[Stored dataset items]

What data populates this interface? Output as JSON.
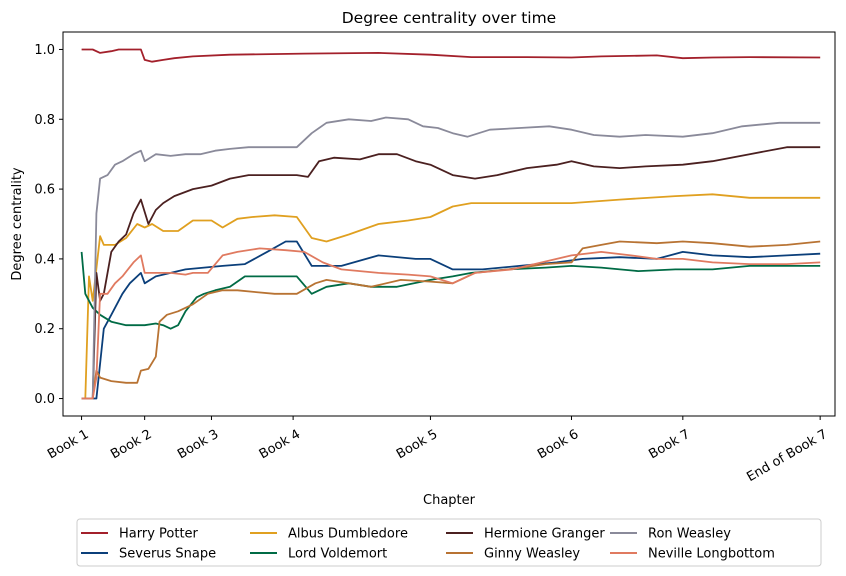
{
  "chart_data": {
    "type": "line",
    "title": "Degree centrality over time",
    "xlabel": "Chapter",
    "ylabel": "Degree centrality",
    "ylim": [
      -0.05,
      1.05
    ],
    "xlim": [
      -5,
      203
    ],
    "grid": false,
    "legend_placement": "bottom-center",
    "xticks": [
      {
        "label": "Book 1",
        "x": 0
      },
      {
        "label": "Book 2",
        "x": 17
      },
      {
        "label": "Book 3",
        "x": 35
      },
      {
        "label": "Book 4",
        "x": 57
      },
      {
        "label": "Book 5",
        "x": 94
      },
      {
        "label": "Book 6",
        "x": 132
      },
      {
        "label": "Book 7",
        "x": 162
      },
      {
        "label": "End of Book 7",
        "x": 199
      }
    ],
    "yticks": [
      {
        "label": "0.0",
        "y": 0.0
      },
      {
        "label": "0.2",
        "y": 0.2
      },
      {
        "label": "0.4",
        "y": 0.4
      },
      {
        "label": "0.6",
        "y": 0.6
      },
      {
        "label": "0.8",
        "y": 0.8
      },
      {
        "label": "1.0",
        "y": 1.0
      }
    ],
    "series": [
      {
        "name": "Harry Potter",
        "color": "#a3202b",
        "points": [
          [
            0,
            1.0
          ],
          [
            3,
            1.0
          ],
          [
            5,
            0.99
          ],
          [
            8,
            0.995
          ],
          [
            10,
            1.0
          ],
          [
            16,
            1.0
          ],
          [
            17,
            0.97
          ],
          [
            19,
            0.965
          ],
          [
            22,
            0.97
          ],
          [
            25,
            0.975
          ],
          [
            30,
            0.98
          ],
          [
            40,
            0.985
          ],
          [
            60,
            0.988
          ],
          [
            80,
            0.99
          ],
          [
            94,
            0.985
          ],
          [
            105,
            0.978
          ],
          [
            120,
            0.978
          ],
          [
            132,
            0.977
          ],
          [
            140,
            0.98
          ],
          [
            155,
            0.983
          ],
          [
            162,
            0.975
          ],
          [
            170,
            0.977
          ],
          [
            180,
            0.978
          ],
          [
            199,
            0.977
          ]
        ]
      },
      {
        "name": "Severus Snape",
        "color": "#0b3f7a",
        "points": [
          [
            0,
            0.0
          ],
          [
            3,
            0.0
          ],
          [
            4,
            0.0
          ],
          [
            6,
            0.2
          ],
          [
            8,
            0.24
          ],
          [
            11,
            0.3
          ],
          [
            13,
            0.33
          ],
          [
            16,
            0.36
          ],
          [
            17,
            0.33
          ],
          [
            20,
            0.35
          ],
          [
            24,
            0.36
          ],
          [
            28,
            0.37
          ],
          [
            33,
            0.375
          ],
          [
            38,
            0.38
          ],
          [
            44,
            0.385
          ],
          [
            50,
            0.42
          ],
          [
            55,
            0.45
          ],
          [
            58,
            0.45
          ],
          [
            62,
            0.38
          ],
          [
            70,
            0.38
          ],
          [
            80,
            0.41
          ],
          [
            90,
            0.4
          ],
          [
            94,
            0.4
          ],
          [
            100,
            0.37
          ],
          [
            108,
            0.37
          ],
          [
            118,
            0.38
          ],
          [
            128,
            0.39
          ],
          [
            135,
            0.4
          ],
          [
            145,
            0.405
          ],
          [
            155,
            0.4
          ],
          [
            162,
            0.42
          ],
          [
            170,
            0.41
          ],
          [
            180,
            0.405
          ],
          [
            190,
            0.41
          ],
          [
            199,
            0.415
          ]
        ]
      },
      {
        "name": "Albus Dumbledore",
        "color": "#e0a020",
        "points": [
          [
            0,
            0.0
          ],
          [
            1,
            0.0
          ],
          [
            2,
            0.35
          ],
          [
            3,
            0.28
          ],
          [
            5,
            0.465
          ],
          [
            6,
            0.44
          ],
          [
            9,
            0.44
          ],
          [
            12,
            0.46
          ],
          [
            15,
            0.5
          ],
          [
            17,
            0.49
          ],
          [
            19,
            0.5
          ],
          [
            22,
            0.48
          ],
          [
            26,
            0.48
          ],
          [
            30,
            0.51
          ],
          [
            35,
            0.51
          ],
          [
            38,
            0.49
          ],
          [
            42,
            0.515
          ],
          [
            46,
            0.52
          ],
          [
            52,
            0.525
          ],
          [
            58,
            0.52
          ],
          [
            62,
            0.46
          ],
          [
            66,
            0.45
          ],
          [
            72,
            0.47
          ],
          [
            80,
            0.5
          ],
          [
            88,
            0.51
          ],
          [
            94,
            0.52
          ],
          [
            100,
            0.55
          ],
          [
            105,
            0.56
          ],
          [
            115,
            0.56
          ],
          [
            125,
            0.56
          ],
          [
            132,
            0.56
          ],
          [
            145,
            0.57
          ],
          [
            160,
            0.58
          ],
          [
            170,
            0.585
          ],
          [
            180,
            0.575
          ],
          [
            190,
            0.575
          ],
          [
            199,
            0.575
          ]
        ]
      },
      {
        "name": "Lord Voldemort",
        "color": "#006b45",
        "points": [
          [
            0,
            0.42
          ],
          [
            1,
            0.3
          ],
          [
            3,
            0.26
          ],
          [
            5,
            0.24
          ],
          [
            8,
            0.22
          ],
          [
            12,
            0.21
          ],
          [
            15,
            0.21
          ],
          [
            17,
            0.21
          ],
          [
            20,
            0.215
          ],
          [
            22,
            0.21
          ],
          [
            24,
            0.2
          ],
          [
            26,
            0.21
          ],
          [
            28,
            0.25
          ],
          [
            31,
            0.29
          ],
          [
            33,
            0.3
          ],
          [
            36,
            0.31
          ],
          [
            40,
            0.32
          ],
          [
            44,
            0.35
          ],
          [
            48,
            0.35
          ],
          [
            58,
            0.35
          ],
          [
            62,
            0.3
          ],
          [
            66,
            0.32
          ],
          [
            72,
            0.33
          ],
          [
            78,
            0.32
          ],
          [
            85,
            0.32
          ],
          [
            94,
            0.34
          ],
          [
            100,
            0.35
          ],
          [
            105,
            0.36
          ],
          [
            115,
            0.37
          ],
          [
            125,
            0.375
          ],
          [
            132,
            0.38
          ],
          [
            140,
            0.375
          ],
          [
            150,
            0.365
          ],
          [
            160,
            0.37
          ],
          [
            170,
            0.37
          ],
          [
            180,
            0.38
          ],
          [
            190,
            0.38
          ],
          [
            199,
            0.38
          ]
        ]
      },
      {
        "name": "Hermione Granger",
        "color": "#4b2020",
        "points": [
          [
            0,
            0.0
          ],
          [
            3,
            0.0
          ],
          [
            4,
            0.36
          ],
          [
            5,
            0.28
          ],
          [
            6,
            0.3
          ],
          [
            8,
            0.42
          ],
          [
            10,
            0.45
          ],
          [
            12,
            0.47
          ],
          [
            14,
            0.53
          ],
          [
            16,
            0.57
          ],
          [
            18,
            0.5
          ],
          [
            20,
            0.54
          ],
          [
            22,
            0.56
          ],
          [
            25,
            0.58
          ],
          [
            30,
            0.6
          ],
          [
            35,
            0.61
          ],
          [
            40,
            0.63
          ],
          [
            45,
            0.64
          ],
          [
            58,
            0.64
          ],
          [
            61,
            0.635
          ],
          [
            64,
            0.68
          ],
          [
            68,
            0.69
          ],
          [
            75,
            0.685
          ],
          [
            80,
            0.7
          ],
          [
            85,
            0.7
          ],
          [
            90,
            0.68
          ],
          [
            94,
            0.67
          ],
          [
            100,
            0.64
          ],
          [
            106,
            0.63
          ],
          [
            112,
            0.64
          ],
          [
            120,
            0.66
          ],
          [
            128,
            0.67
          ],
          [
            132,
            0.68
          ],
          [
            138,
            0.665
          ],
          [
            145,
            0.66
          ],
          [
            152,
            0.665
          ],
          [
            162,
            0.67
          ],
          [
            170,
            0.68
          ],
          [
            180,
            0.7
          ],
          [
            190,
            0.72
          ],
          [
            199,
            0.72
          ]
        ]
      },
      {
        "name": "Ginny Weasley",
        "color": "#b87333",
        "points": [
          [
            0,
            0.0
          ],
          [
            3,
            0.0
          ],
          [
            4,
            0.08
          ],
          [
            5,
            0.06
          ],
          [
            8,
            0.05
          ],
          [
            12,
            0.045
          ],
          [
            15,
            0.045
          ],
          [
            16,
            0.08
          ],
          [
            18,
            0.085
          ],
          [
            20,
            0.12
          ],
          [
            21,
            0.22
          ],
          [
            23,
            0.24
          ],
          [
            26,
            0.25
          ],
          [
            30,
            0.27
          ],
          [
            34,
            0.3
          ],
          [
            38,
            0.31
          ],
          [
            42,
            0.31
          ],
          [
            47,
            0.305
          ],
          [
            52,
            0.3
          ],
          [
            58,
            0.3
          ],
          [
            63,
            0.33
          ],
          [
            66,
            0.34
          ],
          [
            72,
            0.33
          ],
          [
            78,
            0.32
          ],
          [
            86,
            0.34
          ],
          [
            94,
            0.335
          ],
          [
            100,
            0.33
          ],
          [
            106,
            0.36
          ],
          [
            115,
            0.37
          ],
          [
            125,
            0.385
          ],
          [
            132,
            0.39
          ],
          [
            135,
            0.43
          ],
          [
            140,
            0.44
          ],
          [
            145,
            0.45
          ],
          [
            155,
            0.445
          ],
          [
            162,
            0.45
          ],
          [
            170,
            0.445
          ],
          [
            180,
            0.435
          ],
          [
            190,
            0.44
          ],
          [
            199,
            0.45
          ]
        ]
      },
      {
        "name": "Ron Weasley",
        "color": "#8a8a9a",
        "points": [
          [
            0,
            0.0
          ],
          [
            3,
            0.0
          ],
          [
            4,
            0.53
          ],
          [
            5,
            0.63
          ],
          [
            7,
            0.64
          ],
          [
            9,
            0.67
          ],
          [
            11,
            0.68
          ],
          [
            14,
            0.7
          ],
          [
            16,
            0.71
          ],
          [
            17,
            0.68
          ],
          [
            20,
            0.7
          ],
          [
            24,
            0.695
          ],
          [
            28,
            0.7
          ],
          [
            32,
            0.7
          ],
          [
            36,
            0.71
          ],
          [
            40,
            0.715
          ],
          [
            45,
            0.72
          ],
          [
            50,
            0.72
          ],
          [
            58,
            0.72
          ],
          [
            62,
            0.76
          ],
          [
            66,
            0.79
          ],
          [
            72,
            0.8
          ],
          [
            78,
            0.795
          ],
          [
            82,
            0.805
          ],
          [
            88,
            0.8
          ],
          [
            92,
            0.78
          ],
          [
            96,
            0.775
          ],
          [
            100,
            0.76
          ],
          [
            104,
            0.75
          ],
          [
            110,
            0.77
          ],
          [
            118,
            0.775
          ],
          [
            126,
            0.78
          ],
          [
            132,
            0.77
          ],
          [
            138,
            0.755
          ],
          [
            145,
            0.75
          ],
          [
            152,
            0.755
          ],
          [
            162,
            0.75
          ],
          [
            170,
            0.76
          ],
          [
            178,
            0.78
          ],
          [
            188,
            0.79
          ],
          [
            199,
            0.79
          ]
        ]
      },
      {
        "name": "Neville Longbottom",
        "color": "#e07a60",
        "points": [
          [
            0,
            0.0
          ],
          [
            3,
            0.0
          ],
          [
            4,
            0.06
          ],
          [
            5,
            0.3
          ],
          [
            7,
            0.3
          ],
          [
            9,
            0.33
          ],
          [
            11,
            0.35
          ],
          [
            14,
            0.39
          ],
          [
            16,
            0.41
          ],
          [
            17,
            0.36
          ],
          [
            20,
            0.36
          ],
          [
            24,
            0.36
          ],
          [
            28,
            0.355
          ],
          [
            30,
            0.36
          ],
          [
            34,
            0.36
          ],
          [
            38,
            0.41
          ],
          [
            42,
            0.42
          ],
          [
            48,
            0.43
          ],
          [
            55,
            0.425
          ],
          [
            60,
            0.42
          ],
          [
            65,
            0.39
          ],
          [
            70,
            0.37
          ],
          [
            80,
            0.36
          ],
          [
            88,
            0.355
          ],
          [
            94,
            0.35
          ],
          [
            100,
            0.33
          ],
          [
            106,
            0.36
          ],
          [
            116,
            0.37
          ],
          [
            124,
            0.39
          ],
          [
            132,
            0.41
          ],
          [
            140,
            0.42
          ],
          [
            148,
            0.41
          ],
          [
            155,
            0.4
          ],
          [
            162,
            0.4
          ],
          [
            170,
            0.39
          ],
          [
            180,
            0.385
          ],
          [
            190,
            0.385
          ],
          [
            199,
            0.39
          ]
        ]
      }
    ]
  }
}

> DIRECTION
Of the lines above, how many contain the string "name"? Only the number is required.

> SOLUTION FOR THIS PROBLEM
8